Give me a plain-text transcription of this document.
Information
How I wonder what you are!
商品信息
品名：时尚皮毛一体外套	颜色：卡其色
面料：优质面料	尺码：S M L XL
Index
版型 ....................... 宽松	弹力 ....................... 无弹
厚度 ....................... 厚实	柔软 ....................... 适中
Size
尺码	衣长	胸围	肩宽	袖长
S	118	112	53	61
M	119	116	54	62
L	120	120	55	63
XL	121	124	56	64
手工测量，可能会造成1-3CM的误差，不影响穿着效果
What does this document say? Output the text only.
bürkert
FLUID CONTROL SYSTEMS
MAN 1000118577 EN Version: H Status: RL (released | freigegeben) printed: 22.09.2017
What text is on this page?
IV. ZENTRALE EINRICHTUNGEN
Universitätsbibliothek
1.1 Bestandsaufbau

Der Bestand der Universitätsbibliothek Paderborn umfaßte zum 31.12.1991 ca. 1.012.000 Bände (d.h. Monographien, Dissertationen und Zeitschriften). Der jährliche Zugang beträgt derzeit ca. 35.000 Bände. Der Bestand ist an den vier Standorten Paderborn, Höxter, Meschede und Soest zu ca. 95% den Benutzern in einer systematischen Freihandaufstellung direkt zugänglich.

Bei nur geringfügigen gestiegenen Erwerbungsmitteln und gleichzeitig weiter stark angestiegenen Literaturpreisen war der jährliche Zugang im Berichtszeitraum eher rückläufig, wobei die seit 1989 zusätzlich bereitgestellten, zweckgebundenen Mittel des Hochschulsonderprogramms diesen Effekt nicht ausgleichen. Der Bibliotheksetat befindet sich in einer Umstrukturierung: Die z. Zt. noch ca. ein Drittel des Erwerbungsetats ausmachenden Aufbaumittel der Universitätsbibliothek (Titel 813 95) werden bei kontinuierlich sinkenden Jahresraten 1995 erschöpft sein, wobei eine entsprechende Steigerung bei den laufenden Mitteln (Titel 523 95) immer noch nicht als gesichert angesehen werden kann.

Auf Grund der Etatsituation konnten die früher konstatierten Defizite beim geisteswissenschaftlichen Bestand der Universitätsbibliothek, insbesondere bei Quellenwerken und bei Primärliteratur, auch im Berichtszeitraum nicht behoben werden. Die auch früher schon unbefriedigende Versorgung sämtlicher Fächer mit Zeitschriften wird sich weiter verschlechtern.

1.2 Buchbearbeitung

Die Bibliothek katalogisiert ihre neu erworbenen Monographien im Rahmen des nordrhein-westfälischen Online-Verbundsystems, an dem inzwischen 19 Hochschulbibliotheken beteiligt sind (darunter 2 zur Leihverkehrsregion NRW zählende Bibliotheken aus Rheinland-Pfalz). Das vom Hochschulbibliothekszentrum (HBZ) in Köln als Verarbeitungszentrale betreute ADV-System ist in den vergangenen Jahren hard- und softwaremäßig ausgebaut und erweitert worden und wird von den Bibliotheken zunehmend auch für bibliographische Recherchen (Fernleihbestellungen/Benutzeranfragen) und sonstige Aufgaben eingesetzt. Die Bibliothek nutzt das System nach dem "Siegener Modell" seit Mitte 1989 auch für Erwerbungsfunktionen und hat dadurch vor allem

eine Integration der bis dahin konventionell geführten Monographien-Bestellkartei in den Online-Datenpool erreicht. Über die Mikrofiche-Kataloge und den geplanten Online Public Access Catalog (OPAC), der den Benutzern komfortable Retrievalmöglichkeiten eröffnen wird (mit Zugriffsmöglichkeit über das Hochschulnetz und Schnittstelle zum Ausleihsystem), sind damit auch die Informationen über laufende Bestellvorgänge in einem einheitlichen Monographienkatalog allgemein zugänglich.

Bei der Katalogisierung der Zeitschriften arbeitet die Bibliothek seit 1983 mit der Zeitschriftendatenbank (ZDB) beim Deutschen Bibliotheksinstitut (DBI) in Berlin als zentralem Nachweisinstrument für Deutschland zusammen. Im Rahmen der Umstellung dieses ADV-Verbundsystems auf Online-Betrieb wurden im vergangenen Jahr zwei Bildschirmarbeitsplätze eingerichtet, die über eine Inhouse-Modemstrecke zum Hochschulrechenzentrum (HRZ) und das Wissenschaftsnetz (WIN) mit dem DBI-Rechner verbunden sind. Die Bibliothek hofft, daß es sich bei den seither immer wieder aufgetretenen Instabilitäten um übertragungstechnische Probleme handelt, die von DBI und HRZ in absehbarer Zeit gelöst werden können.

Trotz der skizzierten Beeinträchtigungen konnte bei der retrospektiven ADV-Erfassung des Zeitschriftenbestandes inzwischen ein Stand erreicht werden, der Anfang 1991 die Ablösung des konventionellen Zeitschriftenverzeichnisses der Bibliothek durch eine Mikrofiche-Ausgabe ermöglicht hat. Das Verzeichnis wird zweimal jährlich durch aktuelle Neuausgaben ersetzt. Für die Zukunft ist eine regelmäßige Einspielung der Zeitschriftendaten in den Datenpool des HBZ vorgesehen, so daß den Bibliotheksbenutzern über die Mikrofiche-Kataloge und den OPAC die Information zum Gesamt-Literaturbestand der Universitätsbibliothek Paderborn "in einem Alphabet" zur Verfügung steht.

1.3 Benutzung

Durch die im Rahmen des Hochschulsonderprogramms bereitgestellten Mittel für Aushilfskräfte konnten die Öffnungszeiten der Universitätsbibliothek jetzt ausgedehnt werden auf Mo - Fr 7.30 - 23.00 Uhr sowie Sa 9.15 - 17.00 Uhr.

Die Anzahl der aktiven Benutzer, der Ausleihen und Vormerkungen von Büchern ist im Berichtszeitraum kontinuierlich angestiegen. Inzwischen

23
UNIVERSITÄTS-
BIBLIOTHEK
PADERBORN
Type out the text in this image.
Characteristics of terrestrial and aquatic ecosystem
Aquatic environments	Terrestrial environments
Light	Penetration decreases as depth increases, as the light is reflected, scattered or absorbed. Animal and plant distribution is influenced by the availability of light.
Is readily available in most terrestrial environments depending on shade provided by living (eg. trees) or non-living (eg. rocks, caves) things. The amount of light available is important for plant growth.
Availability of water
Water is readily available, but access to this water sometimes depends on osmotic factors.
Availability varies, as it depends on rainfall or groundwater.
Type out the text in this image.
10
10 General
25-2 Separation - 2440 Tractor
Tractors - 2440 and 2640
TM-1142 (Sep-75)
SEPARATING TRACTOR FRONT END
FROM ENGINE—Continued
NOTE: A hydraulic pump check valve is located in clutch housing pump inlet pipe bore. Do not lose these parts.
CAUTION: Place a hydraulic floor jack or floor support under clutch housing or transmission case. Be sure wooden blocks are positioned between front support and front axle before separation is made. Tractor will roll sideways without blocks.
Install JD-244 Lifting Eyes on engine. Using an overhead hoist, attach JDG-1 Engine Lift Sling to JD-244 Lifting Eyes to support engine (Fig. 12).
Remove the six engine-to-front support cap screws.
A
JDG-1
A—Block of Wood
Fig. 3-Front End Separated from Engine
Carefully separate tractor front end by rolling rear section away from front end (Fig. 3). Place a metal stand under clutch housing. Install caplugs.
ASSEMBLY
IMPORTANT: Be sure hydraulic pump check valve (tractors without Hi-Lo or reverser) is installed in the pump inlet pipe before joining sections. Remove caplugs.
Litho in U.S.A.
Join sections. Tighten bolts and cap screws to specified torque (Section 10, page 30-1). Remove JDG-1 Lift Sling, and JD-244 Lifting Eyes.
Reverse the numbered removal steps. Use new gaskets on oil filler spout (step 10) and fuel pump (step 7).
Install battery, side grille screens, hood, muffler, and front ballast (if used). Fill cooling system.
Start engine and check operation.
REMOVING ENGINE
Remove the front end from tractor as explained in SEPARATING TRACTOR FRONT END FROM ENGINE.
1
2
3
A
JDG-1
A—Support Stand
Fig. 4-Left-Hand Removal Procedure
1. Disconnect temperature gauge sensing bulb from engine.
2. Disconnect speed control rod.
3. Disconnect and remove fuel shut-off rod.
++++++++
Exercise aim: From the entries above, return each line with the word "sections" in it.

Result of the task:
IMPORTANT: Be sure hydraulic pump check valve (tractors without Hi-Lo or reverser) is installed in the pump inlet pipe before joining sections. Remove caplugs.
Join sections. Tighten bolts and cap screws to specified torque (Section 10, page 30-1). Remove JDG-1 Lift Sling, and JD-244 Lifting Eyes.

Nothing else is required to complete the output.